(Document text records)
|---|
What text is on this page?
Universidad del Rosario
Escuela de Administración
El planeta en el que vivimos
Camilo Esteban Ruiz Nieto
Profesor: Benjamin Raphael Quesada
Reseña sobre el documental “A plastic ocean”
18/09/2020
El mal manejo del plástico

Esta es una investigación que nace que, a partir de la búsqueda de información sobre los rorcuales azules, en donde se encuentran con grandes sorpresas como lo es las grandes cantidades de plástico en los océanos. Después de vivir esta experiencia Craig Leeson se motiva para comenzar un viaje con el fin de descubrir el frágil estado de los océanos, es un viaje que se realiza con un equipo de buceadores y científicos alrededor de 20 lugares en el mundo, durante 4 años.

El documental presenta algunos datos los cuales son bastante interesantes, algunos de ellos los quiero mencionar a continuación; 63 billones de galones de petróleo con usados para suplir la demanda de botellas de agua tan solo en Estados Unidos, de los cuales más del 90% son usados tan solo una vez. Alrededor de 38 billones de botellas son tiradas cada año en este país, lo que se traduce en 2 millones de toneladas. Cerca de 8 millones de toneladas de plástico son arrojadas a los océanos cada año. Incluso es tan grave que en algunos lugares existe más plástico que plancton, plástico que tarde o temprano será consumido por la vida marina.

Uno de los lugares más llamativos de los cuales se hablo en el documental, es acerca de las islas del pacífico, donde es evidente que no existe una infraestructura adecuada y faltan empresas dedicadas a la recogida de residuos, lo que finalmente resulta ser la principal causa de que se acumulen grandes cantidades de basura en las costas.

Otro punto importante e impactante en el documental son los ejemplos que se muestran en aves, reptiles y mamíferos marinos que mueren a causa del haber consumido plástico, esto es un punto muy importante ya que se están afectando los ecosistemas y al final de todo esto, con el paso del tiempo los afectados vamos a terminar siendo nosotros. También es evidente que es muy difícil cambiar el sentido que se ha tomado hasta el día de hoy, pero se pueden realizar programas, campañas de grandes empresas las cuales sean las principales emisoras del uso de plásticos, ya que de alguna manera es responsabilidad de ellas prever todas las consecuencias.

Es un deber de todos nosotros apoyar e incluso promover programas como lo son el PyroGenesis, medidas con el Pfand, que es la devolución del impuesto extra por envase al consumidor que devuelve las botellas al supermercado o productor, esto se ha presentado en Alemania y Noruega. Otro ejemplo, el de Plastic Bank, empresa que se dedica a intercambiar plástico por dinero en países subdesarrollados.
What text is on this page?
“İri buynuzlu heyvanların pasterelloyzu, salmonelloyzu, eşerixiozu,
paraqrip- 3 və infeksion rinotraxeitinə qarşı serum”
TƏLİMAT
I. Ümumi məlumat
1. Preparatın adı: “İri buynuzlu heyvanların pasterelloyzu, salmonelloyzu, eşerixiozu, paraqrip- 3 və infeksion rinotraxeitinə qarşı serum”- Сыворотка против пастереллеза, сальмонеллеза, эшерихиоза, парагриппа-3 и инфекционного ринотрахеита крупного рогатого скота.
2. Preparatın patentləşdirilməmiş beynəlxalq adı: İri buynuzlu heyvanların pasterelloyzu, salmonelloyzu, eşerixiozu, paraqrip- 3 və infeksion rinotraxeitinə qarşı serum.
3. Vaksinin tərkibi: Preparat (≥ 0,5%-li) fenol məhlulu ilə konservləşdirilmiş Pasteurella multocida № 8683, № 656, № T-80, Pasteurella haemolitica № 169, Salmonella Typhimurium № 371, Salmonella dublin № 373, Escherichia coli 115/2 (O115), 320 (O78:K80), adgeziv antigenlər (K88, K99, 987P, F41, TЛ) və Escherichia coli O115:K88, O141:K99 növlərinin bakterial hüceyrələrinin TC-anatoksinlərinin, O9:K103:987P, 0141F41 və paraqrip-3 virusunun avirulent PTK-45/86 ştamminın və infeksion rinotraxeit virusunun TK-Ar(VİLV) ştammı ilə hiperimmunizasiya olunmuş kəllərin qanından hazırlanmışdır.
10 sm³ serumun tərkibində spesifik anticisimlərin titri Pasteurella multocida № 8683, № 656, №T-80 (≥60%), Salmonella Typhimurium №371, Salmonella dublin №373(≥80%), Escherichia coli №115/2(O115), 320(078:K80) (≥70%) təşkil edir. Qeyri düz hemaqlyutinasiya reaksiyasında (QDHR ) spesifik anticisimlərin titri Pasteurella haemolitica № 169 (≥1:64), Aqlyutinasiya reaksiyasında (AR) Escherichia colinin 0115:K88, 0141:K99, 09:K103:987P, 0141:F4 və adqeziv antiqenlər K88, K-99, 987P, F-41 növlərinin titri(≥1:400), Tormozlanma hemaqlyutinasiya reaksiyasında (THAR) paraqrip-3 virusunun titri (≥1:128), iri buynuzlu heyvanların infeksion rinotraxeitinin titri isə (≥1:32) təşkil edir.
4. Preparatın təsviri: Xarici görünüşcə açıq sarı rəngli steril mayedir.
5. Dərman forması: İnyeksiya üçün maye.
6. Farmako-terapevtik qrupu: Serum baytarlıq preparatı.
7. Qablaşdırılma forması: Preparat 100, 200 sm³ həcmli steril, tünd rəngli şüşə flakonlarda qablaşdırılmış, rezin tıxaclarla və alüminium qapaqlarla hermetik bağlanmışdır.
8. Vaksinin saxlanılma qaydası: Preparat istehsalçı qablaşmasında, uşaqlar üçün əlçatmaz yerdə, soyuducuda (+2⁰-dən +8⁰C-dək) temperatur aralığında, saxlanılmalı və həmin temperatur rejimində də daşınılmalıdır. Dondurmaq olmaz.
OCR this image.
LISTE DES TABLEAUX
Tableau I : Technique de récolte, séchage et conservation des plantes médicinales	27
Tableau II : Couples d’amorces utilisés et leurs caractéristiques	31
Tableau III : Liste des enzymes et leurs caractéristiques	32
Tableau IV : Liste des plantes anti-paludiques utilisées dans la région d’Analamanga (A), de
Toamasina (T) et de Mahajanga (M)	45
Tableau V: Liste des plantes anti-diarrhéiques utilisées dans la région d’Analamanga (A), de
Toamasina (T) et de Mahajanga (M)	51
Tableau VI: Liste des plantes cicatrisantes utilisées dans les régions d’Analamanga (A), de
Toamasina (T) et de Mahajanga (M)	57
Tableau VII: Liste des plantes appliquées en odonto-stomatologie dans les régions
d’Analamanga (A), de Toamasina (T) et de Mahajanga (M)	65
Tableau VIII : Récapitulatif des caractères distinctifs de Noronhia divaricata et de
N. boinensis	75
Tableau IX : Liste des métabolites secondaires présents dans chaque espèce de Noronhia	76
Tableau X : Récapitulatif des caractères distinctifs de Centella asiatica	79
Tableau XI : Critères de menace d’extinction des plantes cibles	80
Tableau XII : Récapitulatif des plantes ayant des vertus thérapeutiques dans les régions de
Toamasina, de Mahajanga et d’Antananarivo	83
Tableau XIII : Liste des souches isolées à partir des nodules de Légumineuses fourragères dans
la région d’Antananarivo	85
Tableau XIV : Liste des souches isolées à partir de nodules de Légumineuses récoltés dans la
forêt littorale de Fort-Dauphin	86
|---|
- WORK REQUEST -
Lines containing the word "sobre" must be found in the data above and copied.

- YOUR SOLUTION -
Reseña sobre el documental “A plastic ocean”
Esta es una investigación que nace que, a partir de la búsqueda de información sobre los rorcuales azules, en donde se encuentran con grandes sorpresas como lo es las grandes cantidades de plástico en los océanos. Después de vivir esta experiencia Craig Leeson se motiva para comenzar un viaje con el fin de descubrir el frágil estado de los océanos, es un viaje que se realiza con un equipo de buceadores y científicos alrededor de 20 lugares en el mundo, durante 4 años.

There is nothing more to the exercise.